— Start Data shown —

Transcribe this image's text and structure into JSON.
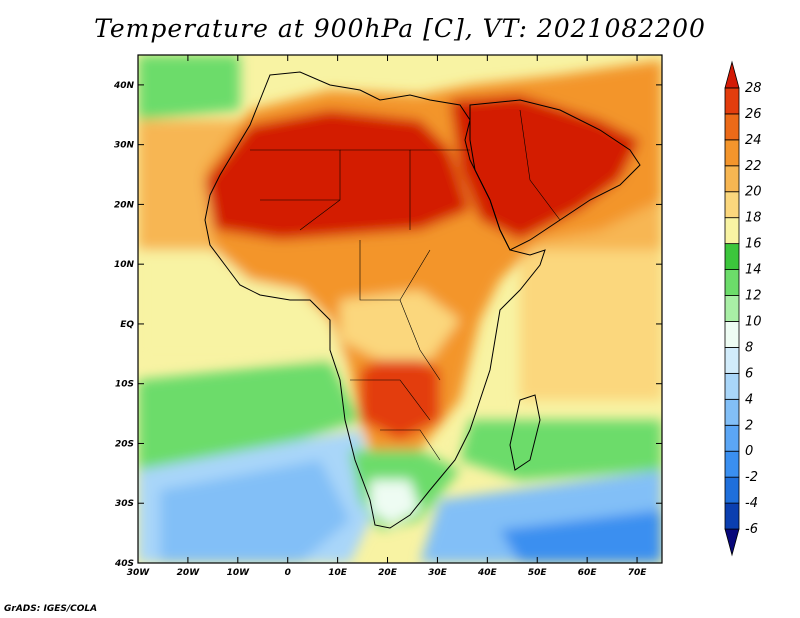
{
  "title": "Temperature at 900hPa [C], VT: 2021082200",
  "footer": "GrADS: IGES/COLA",
  "map": {
    "lon_range": [
      -30,
      75
    ],
    "lat_range": [
      -40,
      45
    ],
    "lon_ticks": [
      {
        "value": -30,
        "label": "30W"
      },
      {
        "value": -20,
        "label": "20W"
      },
      {
        "value": -10,
        "label": "10W"
      },
      {
        "value": 0,
        "label": "0"
      },
      {
        "value": 10,
        "label": "10E"
      },
      {
        "value": 20,
        "label": "20E"
      },
      {
        "value": 30,
        "label": "30E"
      },
      {
        "value": 40,
        "label": "40E"
      },
      {
        "value": 50,
        "label": "50E"
      },
      {
        "value": 60,
        "label": "60E"
      },
      {
        "value": 70,
        "label": "70E"
      }
    ],
    "lat_ticks": [
      {
        "value": 40,
        "label": "40N"
      },
      {
        "value": 30,
        "label": "30N"
      },
      {
        "value": 20,
        "label": "20N"
      },
      {
        "value": 10,
        "label": "10N"
      },
      {
        "value": 0,
        "label": "EQ"
      },
      {
        "value": -10,
        "label": "10S"
      },
      {
        "value": -20,
        "label": "20S"
      },
      {
        "value": -30,
        "label": "30S"
      },
      {
        "value": -40,
        "label": "40S"
      }
    ],
    "field_name": "temperature-900hpa"
  },
  "colorbar": {
    "bins": [
      {
        "color": "#08087a"
      },
      {
        "color": "#0b3fb0"
      },
      {
        "color": "#1f6fdb"
      },
      {
        "color": "#3a8ff0"
      },
      {
        "color": "#5ba6f5"
      },
      {
        "color": "#82bff7"
      },
      {
        "color": "#a9d6f9"
      },
      {
        "color": "#d2ecfb"
      },
      {
        "color": "#eefcf3"
      },
      {
        "color": "#a9efa6"
      },
      {
        "color": "#6cdc6a"
      },
      {
        "color": "#3cc63c"
      },
      {
        "color": "#f8f3a3"
      },
      {
        "color": "#fbd77d"
      },
      {
        "color": "#f7b652"
      },
      {
        "color": "#f3952c"
      },
      {
        "color": "#ec6a18"
      },
      {
        "color": "#e33d0d"
      },
      {
        "color": "#d31a06"
      }
    ],
    "labels": [
      "-6",
      "-4",
      "-2",
      "0",
      "2",
      "4",
      "6",
      "8",
      "10",
      "12",
      "14",
      "16",
      "18",
      "20",
      "22",
      "24",
      "26",
      "28"
    ]
  }
}
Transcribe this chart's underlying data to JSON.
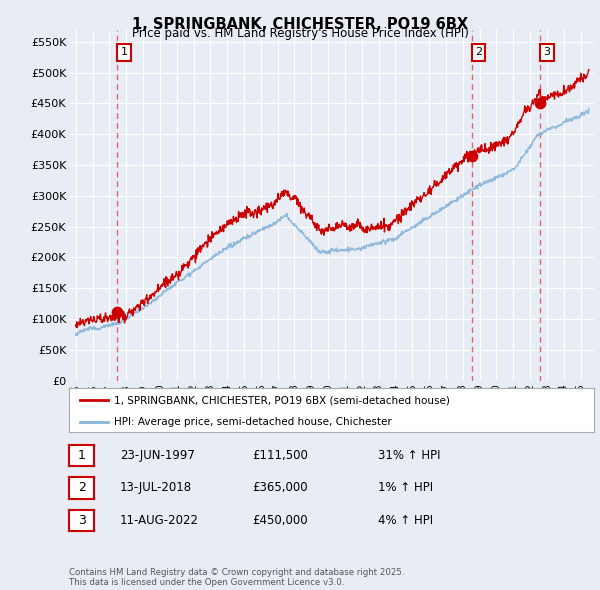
{
  "title": "1, SPRINGBANK, CHICHESTER, PO19 6BX",
  "subtitle": "Price paid vs. HM Land Registry's House Price Index (HPI)",
  "red_label": "1, SPRINGBANK, CHICHESTER, PO19 6BX (semi-detached house)",
  "blue_label": "HPI: Average price, semi-detached house, Chichester",
  "transaction1": {
    "num": 1,
    "date": "23-JUN-1997",
    "price": 111500,
    "hpi_text": "31% ↑ HPI",
    "year": 1997.48
  },
  "transaction2": {
    "num": 2,
    "date": "13-JUL-2018",
    "price": 365000,
    "hpi_text": "1% ↑ HPI",
    "year": 2018.53
  },
  "transaction3": {
    "num": 3,
    "date": "11-AUG-2022",
    "price": 450000,
    "hpi_text": "4% ↑ HPI",
    "year": 2022.61
  },
  "ylim": [
    0,
    570000
  ],
  "yticks": [
    0,
    50000,
    100000,
    150000,
    200000,
    250000,
    300000,
    350000,
    400000,
    450000,
    500000,
    550000
  ],
  "xlim_start": 1994.6,
  "xlim_end": 2025.8,
  "bg_color": "#e8edf5",
  "plot_bg_color": "#e8edf5",
  "red_color": "#cc0000",
  "blue_color": "#88b4d8",
  "grid_color": "#ffffff",
  "dashed_color": "#cc3333",
  "footnote": "Contains HM Land Registry data © Crown copyright and database right 2025.\nThis data is licensed under the Open Government Licence v3.0."
}
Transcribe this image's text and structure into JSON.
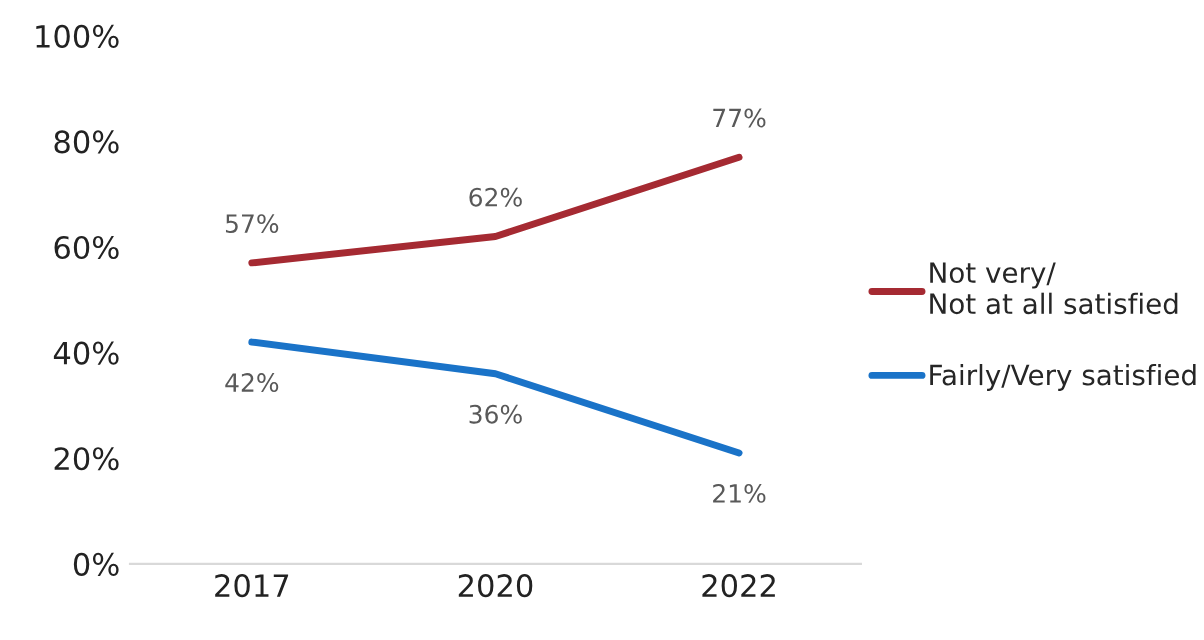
{
  "chart_data": {
    "type": "line",
    "categories": [
      "2017",
      "2020",
      "2022"
    ],
    "series": [
      {
        "name": "Not very/\nNot at all satisfied",
        "color": "#a52a32",
        "values": [
          57,
          62,
          77
        ],
        "value_labels": [
          "57%",
          "62%",
          "77%"
        ]
      },
      {
        "name": "Fairly/Very satisfied",
        "color": "#1a73c8",
        "values": [
          42,
          36,
          21
        ],
        "value_labels": [
          "42%",
          "36%",
          "21%"
        ]
      }
    ],
    "ylim": [
      0,
      100
    ],
    "yticks": [
      {
        "value": 0,
        "label": "0%"
      },
      {
        "value": 20,
        "label": "20%"
      },
      {
        "value": 40,
        "label": "40%"
      },
      {
        "value": 60,
        "label": "60%"
      },
      {
        "value": 80,
        "label": "80%"
      },
      {
        "value": 100,
        "label": "100%"
      }
    ],
    "grid": false,
    "legend": "right",
    "marker": "none",
    "line_style": "solid"
  }
}
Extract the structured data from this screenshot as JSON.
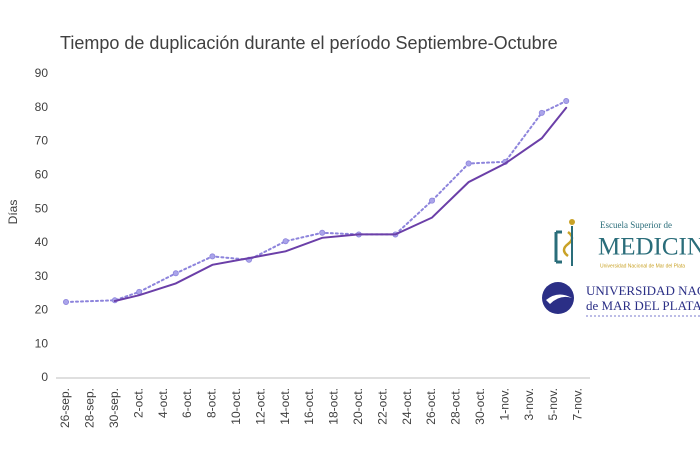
{
  "chart_data": {
    "type": "line",
    "title": "Tiempo de duplicación durante el período Septiembre-Octubre",
    "y_label": "Días",
    "categories": [
      "26-sep.",
      null,
      "28-sep.",
      null,
      "30-sep.",
      null,
      "2-oct.",
      null,
      "4-oct.",
      null,
      "6-oct.",
      null,
      "8-oct.",
      null,
      "10-oct.",
      null,
      "12-oct.",
      null,
      "14-oct.",
      null,
      "16-oct.",
      null,
      "18-oct.",
      null,
      "20-oct.",
      null,
      "22-oct.",
      null,
      "24-oct.",
      null,
      "26-oct.",
      null,
      "28-oct.",
      null,
      "30-oct.",
      null,
      "1-nov.",
      null,
      "3-nov.",
      null,
      "5-nov.",
      null,
      "7-nov."
    ],
    "series": [
      {
        "color": "#8d84dc",
        "dash": "dot",
        "marker": true,
        "values": [
          22.5,
          null,
          null,
          null,
          23,
          null,
          25.5,
          null,
          null,
          31,
          null,
          null,
          36,
          null,
          null,
          35,
          null,
          null,
          40.5,
          null,
          null,
          43,
          null,
          null,
          42.5,
          null,
          null,
          42.5,
          null,
          null,
          52.5,
          null,
          null,
          63.5,
          null,
          null,
          64,
          null,
          null,
          78.5,
          null,
          82,
          null
        ]
      },
      {
        "color": "#6b3fa8",
        "dash": "solid",
        "marker": false,
        "values": [
          null,
          null,
          null,
          null,
          22.8,
          null,
          24.5,
          null,
          null,
          28,
          null,
          null,
          33.5,
          null,
          null,
          35.5,
          null,
          null,
          37.5,
          null,
          null,
          41.5,
          null,
          null,
          42.5,
          null,
          null,
          42.5,
          null,
          null,
          47.5,
          null,
          null,
          58,
          null,
          null,
          63.5,
          null,
          null,
          71,
          null,
          80,
          null
        ]
      }
    ],
    "connect_gaps": true,
    "ylim": [
      0,
      90
    ],
    "yticks": [
      0,
      10,
      20,
      30,
      40,
      50,
      60,
      70,
      80,
      90
    ],
    "grid": false
  },
  "logos": {
    "school_small": "Escuela Superior de",
    "school_big": "MEDICINA",
    "school_sub": "Universidad Nacional de Mar del Plata",
    "uni_line1": "UNIVERSIDAD NACIONAL",
    "uni_line2": "de MAR DEL PLATA"
  }
}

— End Data shown —

Exercise description. List every line above containing the word "right".

Solution to the exercise.
  "footnote": "Contains HM Land Registry data © Crown copyright and database right 2025.\nThis data is licensed under the Open Government Licence v3.0."
    "legend": "right",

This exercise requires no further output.